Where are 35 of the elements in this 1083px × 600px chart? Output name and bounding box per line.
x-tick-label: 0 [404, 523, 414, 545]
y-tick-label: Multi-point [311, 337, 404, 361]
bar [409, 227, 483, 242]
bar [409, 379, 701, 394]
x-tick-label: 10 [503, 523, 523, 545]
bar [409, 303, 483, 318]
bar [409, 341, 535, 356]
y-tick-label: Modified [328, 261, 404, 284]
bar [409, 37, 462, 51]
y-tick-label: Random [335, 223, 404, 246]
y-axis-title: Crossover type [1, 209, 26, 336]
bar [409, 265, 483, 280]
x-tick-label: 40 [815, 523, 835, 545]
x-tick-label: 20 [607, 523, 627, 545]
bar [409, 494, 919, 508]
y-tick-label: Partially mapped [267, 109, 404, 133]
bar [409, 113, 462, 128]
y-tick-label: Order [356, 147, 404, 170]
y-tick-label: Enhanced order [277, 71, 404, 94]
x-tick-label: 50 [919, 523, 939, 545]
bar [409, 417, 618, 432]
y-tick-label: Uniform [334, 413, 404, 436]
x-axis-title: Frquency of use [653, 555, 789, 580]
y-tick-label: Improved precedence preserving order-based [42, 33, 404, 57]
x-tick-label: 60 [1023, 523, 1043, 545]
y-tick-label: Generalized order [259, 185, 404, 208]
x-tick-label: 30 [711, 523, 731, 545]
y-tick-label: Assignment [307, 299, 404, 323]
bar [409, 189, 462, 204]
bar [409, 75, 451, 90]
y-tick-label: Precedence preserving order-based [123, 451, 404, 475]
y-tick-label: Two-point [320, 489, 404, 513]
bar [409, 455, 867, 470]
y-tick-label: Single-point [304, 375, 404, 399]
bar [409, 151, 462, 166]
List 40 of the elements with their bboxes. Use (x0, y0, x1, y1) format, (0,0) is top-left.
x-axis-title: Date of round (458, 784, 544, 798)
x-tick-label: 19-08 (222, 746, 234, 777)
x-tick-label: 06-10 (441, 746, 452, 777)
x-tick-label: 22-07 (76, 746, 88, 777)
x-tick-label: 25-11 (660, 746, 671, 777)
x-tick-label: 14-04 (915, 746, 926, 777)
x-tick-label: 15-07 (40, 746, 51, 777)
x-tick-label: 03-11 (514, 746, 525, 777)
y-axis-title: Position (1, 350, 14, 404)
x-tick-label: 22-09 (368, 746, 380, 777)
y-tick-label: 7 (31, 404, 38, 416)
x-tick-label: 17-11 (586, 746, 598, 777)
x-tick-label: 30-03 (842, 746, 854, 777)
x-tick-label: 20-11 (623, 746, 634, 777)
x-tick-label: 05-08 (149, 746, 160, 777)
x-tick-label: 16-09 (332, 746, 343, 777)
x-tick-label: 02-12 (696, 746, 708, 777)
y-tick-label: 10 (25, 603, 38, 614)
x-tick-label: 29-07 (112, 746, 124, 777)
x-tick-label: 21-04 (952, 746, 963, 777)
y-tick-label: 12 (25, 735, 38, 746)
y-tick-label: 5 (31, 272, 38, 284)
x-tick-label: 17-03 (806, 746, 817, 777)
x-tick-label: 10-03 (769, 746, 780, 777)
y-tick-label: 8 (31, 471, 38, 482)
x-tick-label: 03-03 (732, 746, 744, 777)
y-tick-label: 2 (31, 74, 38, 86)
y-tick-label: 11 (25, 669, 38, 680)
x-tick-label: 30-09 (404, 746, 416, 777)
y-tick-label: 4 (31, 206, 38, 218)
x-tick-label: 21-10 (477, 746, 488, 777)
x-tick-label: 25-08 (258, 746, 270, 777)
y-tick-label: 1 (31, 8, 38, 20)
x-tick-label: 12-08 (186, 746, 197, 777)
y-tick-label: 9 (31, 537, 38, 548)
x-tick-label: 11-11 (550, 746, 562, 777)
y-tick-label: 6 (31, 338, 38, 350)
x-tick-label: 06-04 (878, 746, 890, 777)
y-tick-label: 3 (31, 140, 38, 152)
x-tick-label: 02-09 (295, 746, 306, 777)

================================

§ **任务要求**: 列出上方列表中含有字符串“elements”的每一行，区分大小写。

§ **完整答案**:
Where are 35 of the elements in this 1083px × 600px chart? Output name and bounding box per line.
List 40 of the elements with their bboxes. Use (x0, y0, x1, y1) format, (0,0) is top-left.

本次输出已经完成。